→ WHAT TO DO:
Retype every entry exactly, character for character.

◆ ◆ ◆ ◆ ◆

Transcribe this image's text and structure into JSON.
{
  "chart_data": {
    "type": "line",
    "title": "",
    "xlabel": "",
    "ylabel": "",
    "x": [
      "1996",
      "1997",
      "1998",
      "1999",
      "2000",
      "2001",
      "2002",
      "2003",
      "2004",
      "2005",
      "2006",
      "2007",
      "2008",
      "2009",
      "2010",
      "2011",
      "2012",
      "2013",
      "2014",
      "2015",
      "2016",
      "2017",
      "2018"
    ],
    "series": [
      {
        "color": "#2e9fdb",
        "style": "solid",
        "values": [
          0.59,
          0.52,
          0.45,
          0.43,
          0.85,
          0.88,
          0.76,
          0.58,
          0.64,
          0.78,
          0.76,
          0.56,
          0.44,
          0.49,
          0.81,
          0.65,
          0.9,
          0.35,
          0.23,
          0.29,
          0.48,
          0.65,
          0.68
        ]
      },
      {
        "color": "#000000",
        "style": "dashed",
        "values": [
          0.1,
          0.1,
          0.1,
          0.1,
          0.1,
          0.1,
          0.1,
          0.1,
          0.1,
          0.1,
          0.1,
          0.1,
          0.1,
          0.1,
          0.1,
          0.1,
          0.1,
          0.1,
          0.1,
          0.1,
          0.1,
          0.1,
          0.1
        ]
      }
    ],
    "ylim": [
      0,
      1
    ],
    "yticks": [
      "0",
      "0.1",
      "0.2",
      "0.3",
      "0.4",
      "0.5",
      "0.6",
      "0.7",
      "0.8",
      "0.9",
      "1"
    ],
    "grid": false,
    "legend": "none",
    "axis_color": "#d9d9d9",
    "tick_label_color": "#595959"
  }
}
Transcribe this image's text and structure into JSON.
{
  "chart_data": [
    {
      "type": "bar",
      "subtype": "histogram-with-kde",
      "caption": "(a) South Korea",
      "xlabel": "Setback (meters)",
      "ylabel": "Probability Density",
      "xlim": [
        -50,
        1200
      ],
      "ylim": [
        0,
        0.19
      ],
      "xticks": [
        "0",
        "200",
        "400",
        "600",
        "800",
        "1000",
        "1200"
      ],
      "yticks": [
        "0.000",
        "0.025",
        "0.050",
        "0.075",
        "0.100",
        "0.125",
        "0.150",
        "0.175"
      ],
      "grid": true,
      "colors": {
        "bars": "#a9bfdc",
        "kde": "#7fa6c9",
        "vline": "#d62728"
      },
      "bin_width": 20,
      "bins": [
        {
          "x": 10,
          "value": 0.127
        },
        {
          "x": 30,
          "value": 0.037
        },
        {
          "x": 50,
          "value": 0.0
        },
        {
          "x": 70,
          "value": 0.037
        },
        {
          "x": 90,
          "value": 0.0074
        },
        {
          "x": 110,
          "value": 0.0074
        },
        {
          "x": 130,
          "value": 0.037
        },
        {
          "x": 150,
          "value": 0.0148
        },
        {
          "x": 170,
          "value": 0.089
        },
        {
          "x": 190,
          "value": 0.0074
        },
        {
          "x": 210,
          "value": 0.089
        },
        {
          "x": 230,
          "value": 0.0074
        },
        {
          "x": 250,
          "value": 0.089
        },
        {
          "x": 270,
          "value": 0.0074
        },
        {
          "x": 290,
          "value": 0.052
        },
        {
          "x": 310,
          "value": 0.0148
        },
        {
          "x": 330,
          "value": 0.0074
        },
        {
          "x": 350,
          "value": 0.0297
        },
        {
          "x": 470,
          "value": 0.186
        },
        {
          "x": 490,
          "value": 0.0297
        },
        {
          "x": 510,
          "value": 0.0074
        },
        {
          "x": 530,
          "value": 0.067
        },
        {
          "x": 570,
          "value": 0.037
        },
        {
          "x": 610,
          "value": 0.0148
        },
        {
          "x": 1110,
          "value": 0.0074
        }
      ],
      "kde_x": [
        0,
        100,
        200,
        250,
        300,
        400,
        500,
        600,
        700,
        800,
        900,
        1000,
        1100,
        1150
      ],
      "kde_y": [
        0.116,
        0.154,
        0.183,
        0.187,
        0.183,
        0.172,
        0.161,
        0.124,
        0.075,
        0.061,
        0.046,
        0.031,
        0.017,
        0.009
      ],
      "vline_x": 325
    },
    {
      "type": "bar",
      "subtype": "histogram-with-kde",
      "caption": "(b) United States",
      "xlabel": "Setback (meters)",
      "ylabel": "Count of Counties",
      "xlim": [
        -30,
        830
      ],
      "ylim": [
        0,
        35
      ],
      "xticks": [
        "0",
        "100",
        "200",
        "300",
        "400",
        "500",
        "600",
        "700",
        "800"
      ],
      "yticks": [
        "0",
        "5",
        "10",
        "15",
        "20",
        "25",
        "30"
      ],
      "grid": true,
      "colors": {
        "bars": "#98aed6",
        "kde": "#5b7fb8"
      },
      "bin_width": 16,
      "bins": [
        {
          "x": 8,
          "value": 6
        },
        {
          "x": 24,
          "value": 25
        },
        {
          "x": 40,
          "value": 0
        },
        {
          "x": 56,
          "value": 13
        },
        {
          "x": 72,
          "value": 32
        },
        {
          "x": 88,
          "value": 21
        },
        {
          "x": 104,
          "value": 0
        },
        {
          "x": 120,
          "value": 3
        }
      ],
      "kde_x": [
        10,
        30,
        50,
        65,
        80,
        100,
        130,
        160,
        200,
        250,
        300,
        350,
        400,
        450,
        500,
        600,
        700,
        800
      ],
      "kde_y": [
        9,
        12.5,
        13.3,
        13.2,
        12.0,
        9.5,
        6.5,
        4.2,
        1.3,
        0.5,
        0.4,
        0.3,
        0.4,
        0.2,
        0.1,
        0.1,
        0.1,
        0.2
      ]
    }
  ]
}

◆ ◆ ◆ ◆ ◆

→ ANSWER TO THE EXERCISE:
Transcribe this image's text and structure into JSON.
{
  "chart_data": {
    "type": "line",
    "title": "",
    "xlabel": "",
    "ylabel": "",
    "x": [
      "1996",
      "1997",
      "1998",
      "1999",
      "2000",
      "2001",
      "2002",
      "2003",
      "2004",
      "2005",
      "2006",
      "2007",
      "2008",
      "2009",
      "2010",
      "2011",
      "2012",
      "2013",
      "2014",
      "2015",
      "2016",
      "2017",
      "2018"
    ],
    "series": [
      {
        "color": "#2e9fdb",
        "style": "solid",
        "values": [
          0.59,
          0.52,
          0.45,
          0.43,
          0.85,
          0.88,
          0.76,
          0.58,
          0.64,
          0.78,
          0.76,
          0.56,
          0.44,
          0.49,
          0.81,
          0.65,
          0.9,
          0.35,
          0.23,
          0.29,
          0.48,
          0.65,
          0.68
        ]
      },
      {
        "color": "#000000",
        "style": "dashed",
        "values": [
          0.1,
          0.1,
          0.1,
          0.1,
          0.1,
          0.1,
          0.1,
          0.1,
          0.1,
          0.1,
          0.1,
          0.1,
          0.1,
          0.1,
          0.1,
          0.1,
          0.1,
          0.1,
          0.1,
          0.1,
          0.1,
          0.1,
          0.1
        ]
      }
    ],
    "ylim": [
      0,
      1
    ],
    "yticks": [
      "0",
      "0.1",
      "0.2",
      "0.3",
      "0.4",
      "0.5",
      "0.6",
      "0.7",
      "0.8",
      "0.9",
      "1"
    ],
    "grid": false,
    "legend": "none",
    "axis_color": "#d9d9d9",
    "tick_label_color": "#595959"
  }
}
Transcribe this image's text and structure into JSON.
{
  "chart_data": [
    {
      "type": "bar",
      "subtype": "histogram-with-kde",
      "caption": "(a) South Korea",
      "xlabel": "Setback (meters)",
      "ylabel": "Probability Density",
      "xlim": [
        -50,
        1200
      ],
      "ylim": [
        0,
        0.19
      ],
      "xticks": [
        "0",
        "200",
        "400",
        "600",
        "800",
        "1000",
        "1200"
      ],
      "yticks": [
        "0.000",
        "0.025",
        "0.050",
        "0.075",
        "0.100",
        "0.125",
        "0.150",
        "0.175"
      ],
      "grid": true,
      "colors": {
        "bars": "#a9bfdc",
        "kde": "#7fa6c9",
        "vline": "#d62728"
      },
      "bin_width": 20,
      "bins": [
        {
          "x": 10,
          "value": 0.127
        },
        {
          "x": 30,
          "value": 0.037
        },
        {
          "x": 50,
          "value": 0.0
        },
        {
          "x": 70,
          "value": 0.037
        },
        {
          "x": 90,
          "value": 0.0074
        },
        {
          "x": 110,
          "value": 0.0074
        },
        {
          "x": 130,
          "value": 0.037
        },
        {
          "x": 150,
          "value": 0.0148
        },
        {
          "x": 170,
          "value": 0.089
        },
        {
          "x": 190,
          "value": 0.0074
        },
        {
          "x": 210,
          "value": 0.089
        },
        {
          "x": 230,
          "value": 0.0074
        },
        {
          "x": 250,
          "value": 0.089
        },
        {
          "x": 270,
          "value": 0.0074
        },
        {
          "x": 290,
          "value": 0.052
        },
        {
          "x": 310,
          "value": 0.0148
        },
        {
          "x": 330,
          "value": 0.0074
        },
        {
          "x": 350,
          "value": 0.0297
        },
        {
          "x": 470,
          "value": 0.186
        },
        {
          "x": 490,
          "value": 0.0297
        },
        {
          "x": 510,
          "value": 0.0074
        },
        {
          "x": 530,
          "value": 0.067
        },
        {
          "x": 570,
          "value": 0.037
        },
        {
          "x": 610,
          "value": 0.0148
        },
        {
          "x": 1110,
          "value": 0.0074
        }
      ],
      "kde_x": [
        0,
        100,
        200,
        250,
        300,
        400,
        500,
        600,
        700,
        800,
        900,
        1000,
        1100,
        1150
      ],
      "kde_y": [
        0.116,
        0.154,
        0.183,
        0.187,
        0.183,
        0.172,
        0.161,
        0.124,
        0.075,
        0.061,
        0.046,
        0.031,
        0.017,
        0.009
      ],
      "vline_x": 325
    },
    {
      "type": "bar",
      "subtype": "histogram-with-kde",
      "caption": "(b) United States",
      "xlabel": "Setback (meters)",
      "ylabel": "Count of Counties",
      "xlim": [
        -30,
        830
      ],
      "ylim": [
        0,
        35
      ],
      "xticks": [
        "0",
        "100",
        "200",
        "300",
        "400",
        "500",
        "600",
        "700",
        "800"
      ],
      "yticks": [
        "0",
        "5",
        "10",
        "15",
        "20",
        "25",
        "30"
      ],
      "grid": true,
      "colors": {
        "bars": "#98aed6",
        "kde": "#5b7fb8"
      },
      "bin_width": 16,
      "bins": [
        {
          "x": 8,
          "value": 6
        },
        {
          "x": 24,
          "value": 25
        },
        {
          "x": 40,
          "value": 0
        },
        {
          "x": 56,
          "value": 13
        },
        {
          "x": 72,
          "value": 32
        },
        {
          "x": 88,
          "value": 21
        },
        {
          "x": 104,
          "value": 0
        },
        {
          "x": 120,
          "value": 3
        }
      ],
      "kde_x": [
        10,
        30,
        50,
        65,
        80,
        100,
        130,
        160,
        200,
        250,
        300,
        350,
        400,
        450,
        500,
        600,
        700,
        800
      ],
      "kde_y": [
        9,
        12.5,
        13.3,
        13.2,
        12.0,
        9.5,
        6.5,
        4.2,
        1.3,
        0.5,
        0.4,
        0.3,
        0.4,
        0.2,
        0.1,
        0.1,
        0.1,
        0.2
      ]
    }
  ]
}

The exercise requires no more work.